— SHORT TASK —
Filter this material down to the lines that hold "κάρτα", copying each one.

## Begin LISTED RECORDS

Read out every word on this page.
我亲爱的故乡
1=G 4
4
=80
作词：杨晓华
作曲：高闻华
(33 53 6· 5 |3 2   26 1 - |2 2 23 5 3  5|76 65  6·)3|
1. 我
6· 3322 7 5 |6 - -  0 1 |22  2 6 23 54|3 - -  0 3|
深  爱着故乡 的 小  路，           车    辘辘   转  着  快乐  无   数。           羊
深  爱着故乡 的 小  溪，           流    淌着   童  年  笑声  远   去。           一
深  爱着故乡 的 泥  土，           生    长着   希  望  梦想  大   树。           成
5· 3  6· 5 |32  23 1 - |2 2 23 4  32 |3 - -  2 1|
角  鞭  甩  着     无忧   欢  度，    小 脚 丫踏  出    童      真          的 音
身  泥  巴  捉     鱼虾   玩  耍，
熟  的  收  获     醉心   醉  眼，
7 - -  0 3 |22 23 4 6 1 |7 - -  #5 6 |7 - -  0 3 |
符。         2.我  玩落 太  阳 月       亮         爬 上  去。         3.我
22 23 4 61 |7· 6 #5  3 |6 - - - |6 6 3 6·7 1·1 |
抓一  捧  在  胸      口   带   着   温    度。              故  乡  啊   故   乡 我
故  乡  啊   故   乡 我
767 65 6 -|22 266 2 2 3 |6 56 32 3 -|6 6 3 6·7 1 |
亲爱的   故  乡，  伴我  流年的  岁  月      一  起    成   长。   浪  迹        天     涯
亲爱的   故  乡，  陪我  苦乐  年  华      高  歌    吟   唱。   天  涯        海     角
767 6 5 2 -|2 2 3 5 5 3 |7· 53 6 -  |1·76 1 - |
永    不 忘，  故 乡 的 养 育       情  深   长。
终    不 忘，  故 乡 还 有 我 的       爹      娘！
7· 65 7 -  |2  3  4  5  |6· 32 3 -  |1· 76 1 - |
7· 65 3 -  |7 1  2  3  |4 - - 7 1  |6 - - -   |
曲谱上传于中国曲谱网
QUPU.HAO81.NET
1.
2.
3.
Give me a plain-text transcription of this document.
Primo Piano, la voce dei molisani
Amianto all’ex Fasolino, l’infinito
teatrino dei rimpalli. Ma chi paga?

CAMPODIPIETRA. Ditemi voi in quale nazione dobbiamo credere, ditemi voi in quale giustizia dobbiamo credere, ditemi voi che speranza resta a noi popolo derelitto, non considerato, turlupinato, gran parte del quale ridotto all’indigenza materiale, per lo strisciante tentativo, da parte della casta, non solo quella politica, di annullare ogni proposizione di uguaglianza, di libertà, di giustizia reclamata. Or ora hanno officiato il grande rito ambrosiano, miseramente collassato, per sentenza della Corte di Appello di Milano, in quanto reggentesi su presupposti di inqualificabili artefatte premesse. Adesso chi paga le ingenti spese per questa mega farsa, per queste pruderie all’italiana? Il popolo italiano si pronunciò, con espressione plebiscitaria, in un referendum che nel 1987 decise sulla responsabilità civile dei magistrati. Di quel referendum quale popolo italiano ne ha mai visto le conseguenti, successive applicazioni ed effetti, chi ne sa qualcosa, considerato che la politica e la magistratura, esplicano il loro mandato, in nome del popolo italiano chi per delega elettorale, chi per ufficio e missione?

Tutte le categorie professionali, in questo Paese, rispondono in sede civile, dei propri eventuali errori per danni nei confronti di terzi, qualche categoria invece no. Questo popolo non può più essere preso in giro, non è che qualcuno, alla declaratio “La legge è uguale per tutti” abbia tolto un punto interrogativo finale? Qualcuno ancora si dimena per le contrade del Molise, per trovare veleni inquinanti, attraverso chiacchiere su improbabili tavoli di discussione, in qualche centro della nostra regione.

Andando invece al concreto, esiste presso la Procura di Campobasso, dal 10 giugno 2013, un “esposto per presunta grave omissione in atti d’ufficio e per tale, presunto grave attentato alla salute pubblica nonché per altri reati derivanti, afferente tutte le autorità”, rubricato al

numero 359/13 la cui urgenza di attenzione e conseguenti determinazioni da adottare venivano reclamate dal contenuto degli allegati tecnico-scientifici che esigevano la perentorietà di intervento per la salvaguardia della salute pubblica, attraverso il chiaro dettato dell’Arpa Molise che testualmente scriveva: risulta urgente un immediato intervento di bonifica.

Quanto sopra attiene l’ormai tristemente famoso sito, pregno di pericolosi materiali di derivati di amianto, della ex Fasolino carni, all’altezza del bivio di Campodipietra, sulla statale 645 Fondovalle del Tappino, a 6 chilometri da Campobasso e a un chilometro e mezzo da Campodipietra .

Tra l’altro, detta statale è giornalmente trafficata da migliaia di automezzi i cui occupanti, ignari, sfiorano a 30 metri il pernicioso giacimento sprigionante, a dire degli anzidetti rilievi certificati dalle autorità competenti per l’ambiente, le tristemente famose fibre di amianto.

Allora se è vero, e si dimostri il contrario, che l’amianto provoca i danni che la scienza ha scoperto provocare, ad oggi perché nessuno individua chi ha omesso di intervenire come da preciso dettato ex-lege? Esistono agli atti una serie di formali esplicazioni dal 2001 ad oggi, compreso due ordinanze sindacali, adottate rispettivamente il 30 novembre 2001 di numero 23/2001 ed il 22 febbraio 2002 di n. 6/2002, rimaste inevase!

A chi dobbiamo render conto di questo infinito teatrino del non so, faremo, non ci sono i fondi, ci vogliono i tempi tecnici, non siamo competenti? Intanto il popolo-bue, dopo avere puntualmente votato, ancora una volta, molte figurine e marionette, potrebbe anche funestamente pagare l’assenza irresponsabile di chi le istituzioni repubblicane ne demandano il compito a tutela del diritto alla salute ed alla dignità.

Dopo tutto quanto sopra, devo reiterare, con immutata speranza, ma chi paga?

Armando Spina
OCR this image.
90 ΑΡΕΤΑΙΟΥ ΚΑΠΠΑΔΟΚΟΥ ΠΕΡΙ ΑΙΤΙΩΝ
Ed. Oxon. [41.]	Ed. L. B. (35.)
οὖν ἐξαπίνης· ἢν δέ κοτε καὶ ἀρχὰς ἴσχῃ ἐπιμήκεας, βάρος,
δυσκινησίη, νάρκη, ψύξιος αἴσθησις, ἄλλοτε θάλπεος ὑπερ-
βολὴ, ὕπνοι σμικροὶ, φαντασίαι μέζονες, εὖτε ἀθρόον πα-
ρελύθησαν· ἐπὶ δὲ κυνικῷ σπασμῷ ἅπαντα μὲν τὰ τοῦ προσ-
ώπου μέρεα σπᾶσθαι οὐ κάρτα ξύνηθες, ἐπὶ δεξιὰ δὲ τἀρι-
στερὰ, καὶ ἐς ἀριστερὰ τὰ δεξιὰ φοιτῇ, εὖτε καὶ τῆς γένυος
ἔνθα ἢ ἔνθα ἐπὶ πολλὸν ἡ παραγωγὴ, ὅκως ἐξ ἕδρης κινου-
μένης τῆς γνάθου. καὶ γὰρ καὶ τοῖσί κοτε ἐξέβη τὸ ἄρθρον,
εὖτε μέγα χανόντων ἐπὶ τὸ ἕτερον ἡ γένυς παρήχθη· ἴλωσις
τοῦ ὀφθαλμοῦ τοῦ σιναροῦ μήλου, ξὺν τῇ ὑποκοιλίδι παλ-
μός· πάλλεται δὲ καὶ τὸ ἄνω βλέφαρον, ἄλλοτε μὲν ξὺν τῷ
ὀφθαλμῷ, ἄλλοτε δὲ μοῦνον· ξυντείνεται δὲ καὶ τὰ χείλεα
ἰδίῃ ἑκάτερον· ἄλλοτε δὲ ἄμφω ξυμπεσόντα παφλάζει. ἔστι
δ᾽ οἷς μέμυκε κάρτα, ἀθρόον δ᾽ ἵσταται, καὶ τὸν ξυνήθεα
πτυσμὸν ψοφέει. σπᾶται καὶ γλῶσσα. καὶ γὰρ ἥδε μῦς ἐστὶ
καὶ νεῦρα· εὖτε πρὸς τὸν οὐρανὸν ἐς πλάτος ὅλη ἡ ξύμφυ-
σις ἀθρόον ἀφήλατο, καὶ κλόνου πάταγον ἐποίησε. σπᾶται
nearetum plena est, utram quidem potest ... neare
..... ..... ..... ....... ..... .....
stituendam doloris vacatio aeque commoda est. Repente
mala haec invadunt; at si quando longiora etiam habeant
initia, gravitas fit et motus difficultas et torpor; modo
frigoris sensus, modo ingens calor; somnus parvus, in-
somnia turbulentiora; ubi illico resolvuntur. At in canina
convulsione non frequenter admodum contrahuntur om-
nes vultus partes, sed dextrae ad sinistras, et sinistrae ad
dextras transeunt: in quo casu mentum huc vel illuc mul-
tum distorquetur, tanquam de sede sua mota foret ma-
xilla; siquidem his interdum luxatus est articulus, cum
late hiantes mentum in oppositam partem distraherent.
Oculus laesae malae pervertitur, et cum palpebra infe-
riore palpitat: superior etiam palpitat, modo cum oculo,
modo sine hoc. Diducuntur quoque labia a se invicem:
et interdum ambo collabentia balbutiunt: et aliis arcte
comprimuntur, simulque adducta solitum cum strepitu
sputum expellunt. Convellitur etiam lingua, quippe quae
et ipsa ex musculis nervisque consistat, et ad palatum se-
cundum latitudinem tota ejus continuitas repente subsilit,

## End LISTED RECORDS

— THE COMPLETED TASK —
ώπου μέρεα σπᾶσθαι οὐ κάρτα ξύνηθες, ἐπὶ δεξιὰ δὲ τἀρι-
δ᾽ οἷς μέμυκε κάρτα, ἀθρόον δ᾽ ἵσταται, καὶ τὸν ξυνήθεα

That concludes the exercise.